#### Exercise prompt
Can you transcribe every line exactly and leave the pictures behind?

#### Records for processing
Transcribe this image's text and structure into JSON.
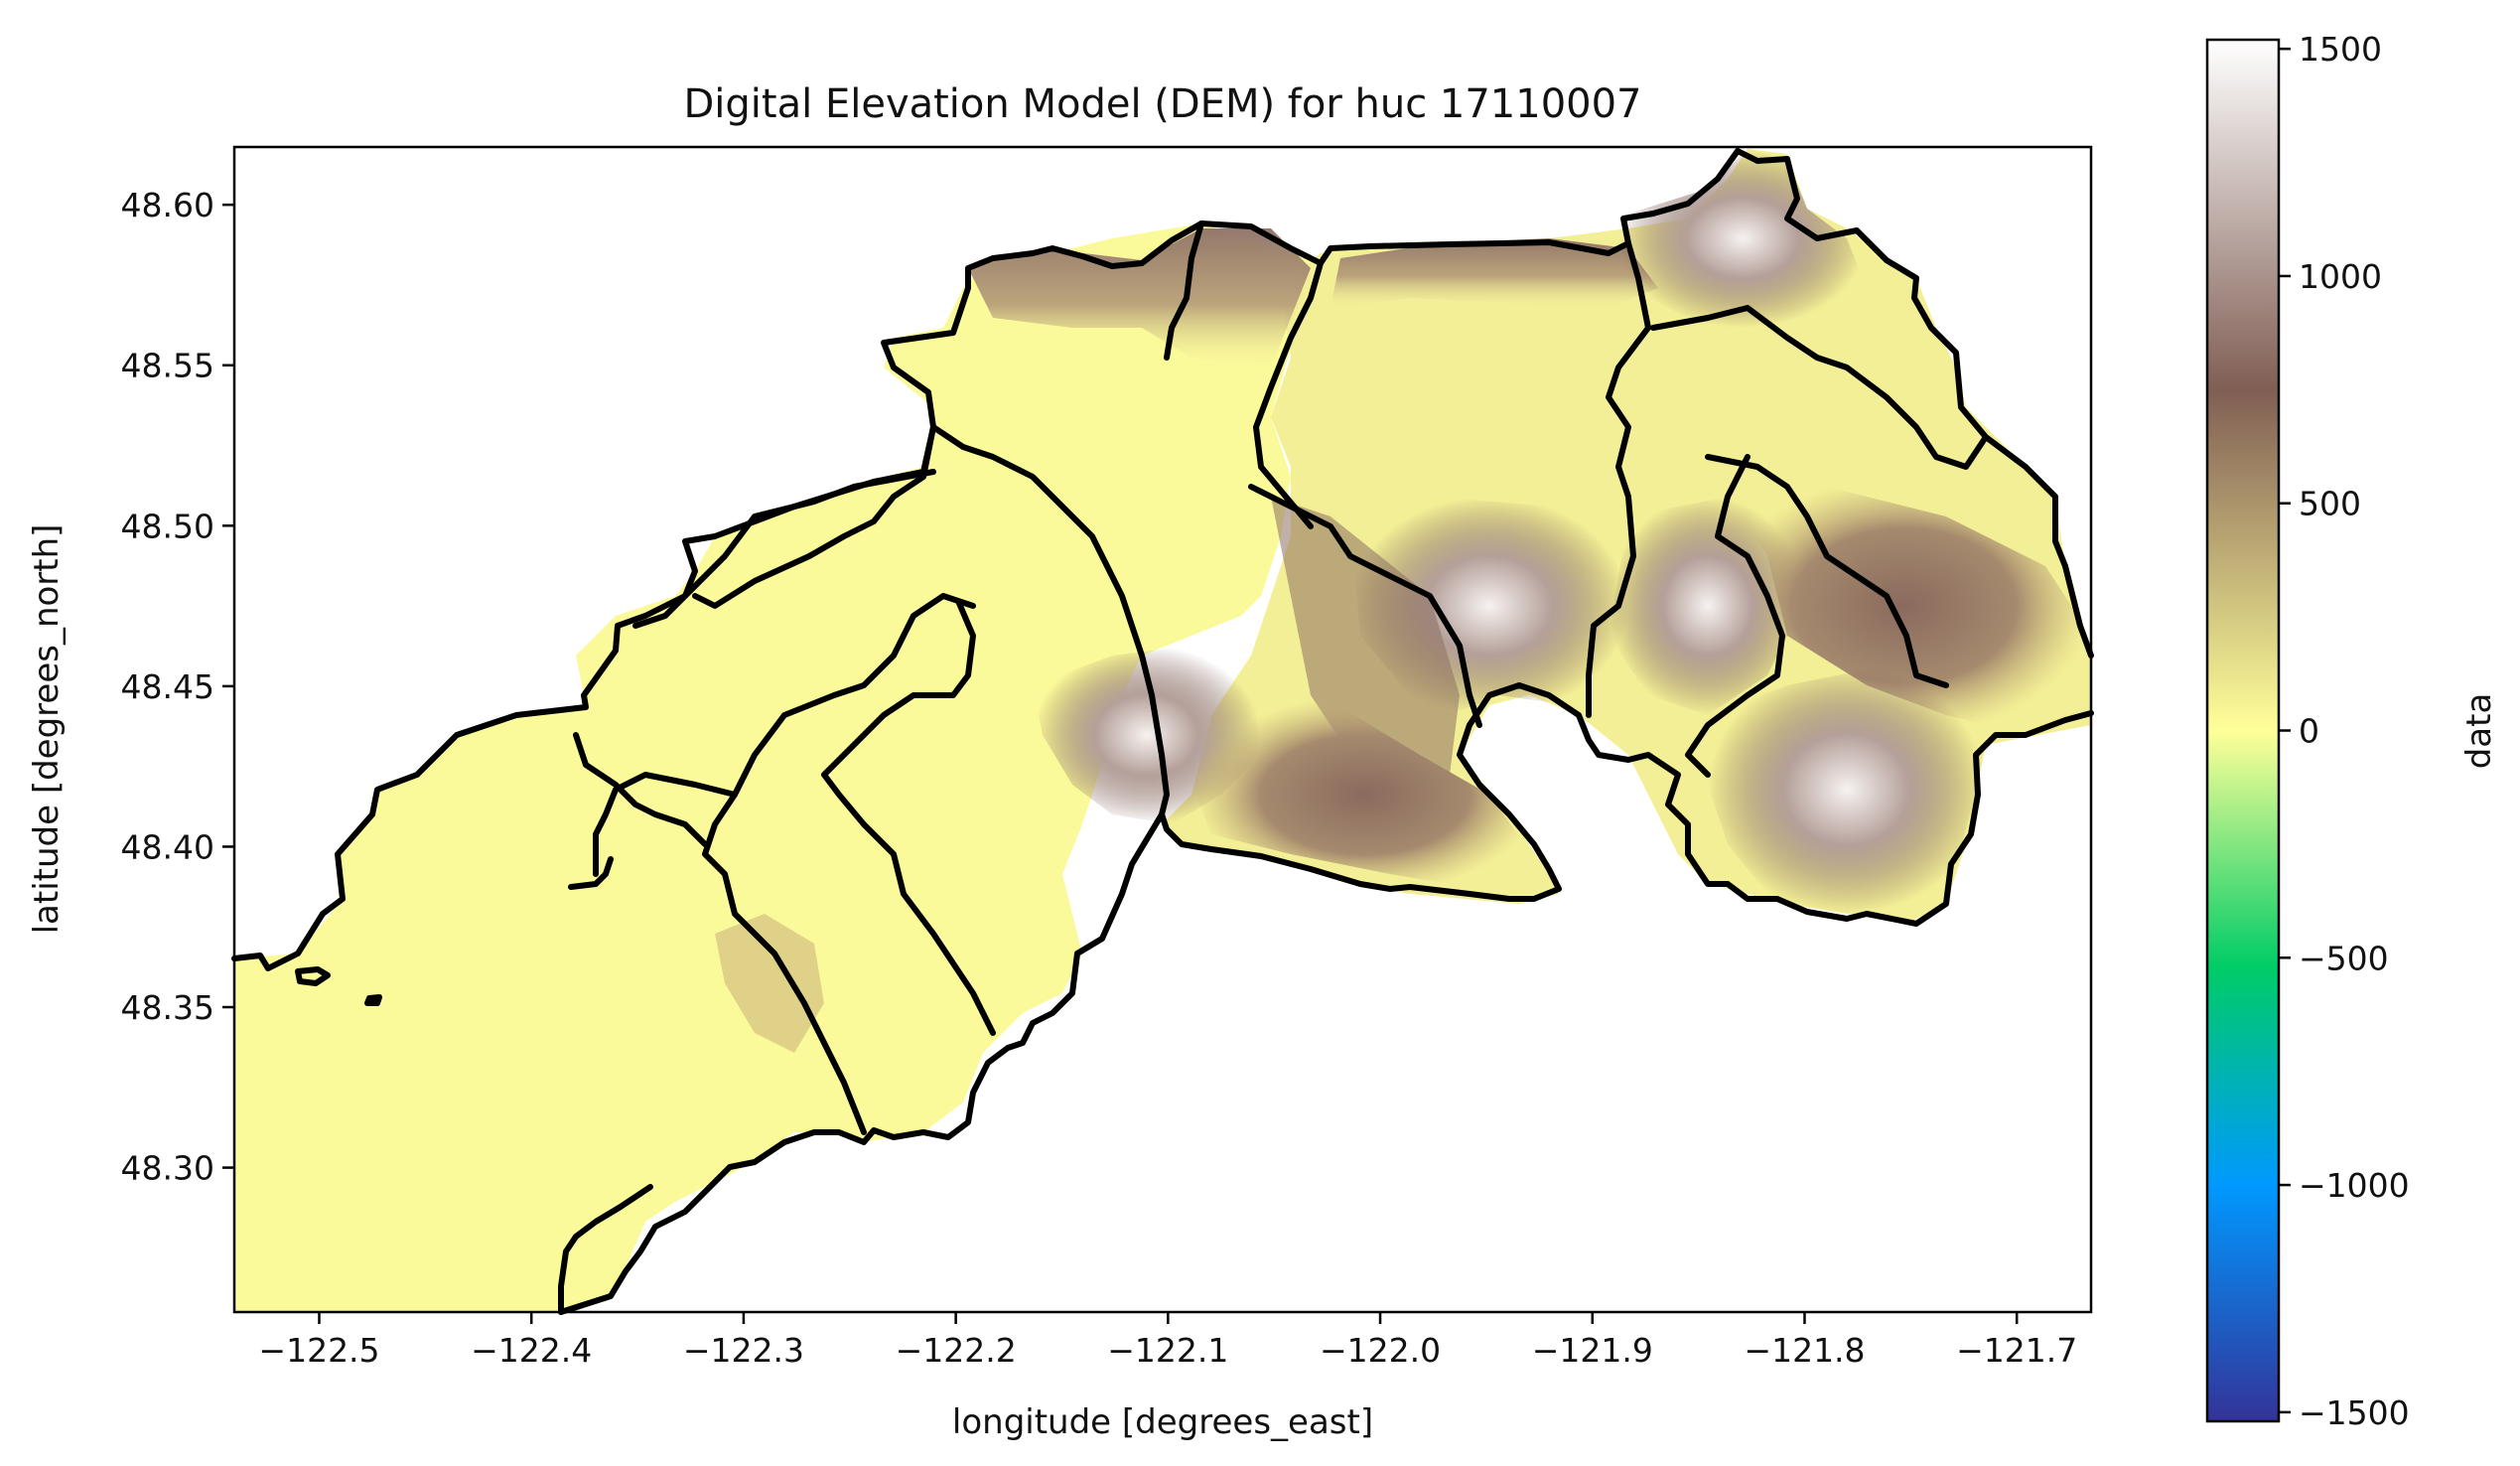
{
  "title": "Digital Elevation Model (DEM) for huc 17110007",
  "map": {
    "xlabel": "longitude [degrees_east]",
    "ylabel": "latitude [degrees_north]",
    "xlim": [
      -122.54,
      -121.665
    ],
    "ylim": [
      48.255,
      48.618
    ],
    "x_ticks": [
      "−122.5",
      "−122.4",
      "−122.3",
      "−122.2",
      "−122.1",
      "−122.0",
      "−121.9",
      "−121.8",
      "−121.7"
    ],
    "x_tick_values": [
      -122.5,
      -122.4,
      -122.3,
      -122.2,
      -122.1,
      -122.0,
      -121.9,
      -121.8,
      -121.7
    ],
    "y_ticks": [
      "48.30",
      "48.35",
      "48.40",
      "48.45",
      "48.50",
      "48.55",
      "48.60"
    ],
    "y_tick_values": [
      48.3,
      48.35,
      48.4,
      48.45,
      48.5,
      48.55,
      48.6
    ],
    "colormap": "terrain",
    "boundary_color": "#000000"
  },
  "colorbar": {
    "label": "data",
    "ticks": [
      "1500",
      "1000",
      "500",
      "0",
      "−500",
      "−1000",
      "−1500"
    ],
    "tick_values": [
      1500,
      1000,
      500,
      0,
      -500,
      -1000,
      -1500
    ],
    "range": [
      -1520,
      1520
    ],
    "stops": [
      {
        "value": -1520,
        "color": "#333399"
      },
      {
        "value": -1000,
        "color": "#0099ff"
      },
      {
        "value": -520,
        "color": "#00cc66"
      },
      {
        "value": 0,
        "color": "#ffff99"
      },
      {
        "value": 750,
        "color": "#805e54"
      },
      {
        "value": 1520,
        "color": "#ffffff"
      }
    ]
  }
}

#### The result
Transcribe this image's text and structure into JSON.
{
  "title": "Digital Elevation Model (DEM) for huc 17110007",
  "map": {
    "xlabel": "longitude [degrees_east]",
    "ylabel": "latitude [degrees_north]",
    "xlim": [
      -122.54,
      -121.665
    ],
    "ylim": [
      48.255,
      48.618
    ],
    "x_ticks": [
      "−122.5",
      "−122.4",
      "−122.3",
      "−122.2",
      "−122.1",
      "−122.0",
      "−121.9",
      "−121.8",
      "−121.7"
    ],
    "x_tick_values": [
      -122.5,
      -122.4,
      -122.3,
      -122.2,
      -122.1,
      -122.0,
      -121.9,
      -121.8,
      -121.7
    ],
    "y_ticks": [
      "48.30",
      "48.35",
      "48.40",
      "48.45",
      "48.50",
      "48.55",
      "48.60"
    ],
    "y_tick_values": [
      48.3,
      48.35,
      48.4,
      48.45,
      48.5,
      48.55,
      48.6
    ],
    "colormap": "terrain",
    "boundary_color": "#000000"
  },
  "colorbar": {
    "label": "data",
    "ticks": [
      "1500",
      "1000",
      "500",
      "0",
      "−500",
      "−1000",
      "−1500"
    ],
    "tick_values": [
      1500,
      1000,
      500,
      0,
      -500,
      -1000,
      -1500
    ],
    "range": [
      -1520,
      1520
    ],
    "stops": [
      {
        "value": -1520,
        "color": "#333399"
      },
      {
        "value": -1000,
        "color": "#0099ff"
      },
      {
        "value": -520,
        "color": "#00cc66"
      },
      {
        "value": 0,
        "color": "#ffff99"
      },
      {
        "value": 750,
        "color": "#805e54"
      },
      {
        "value": 1520,
        "color": "#ffffff"
      }
    ]
  }
}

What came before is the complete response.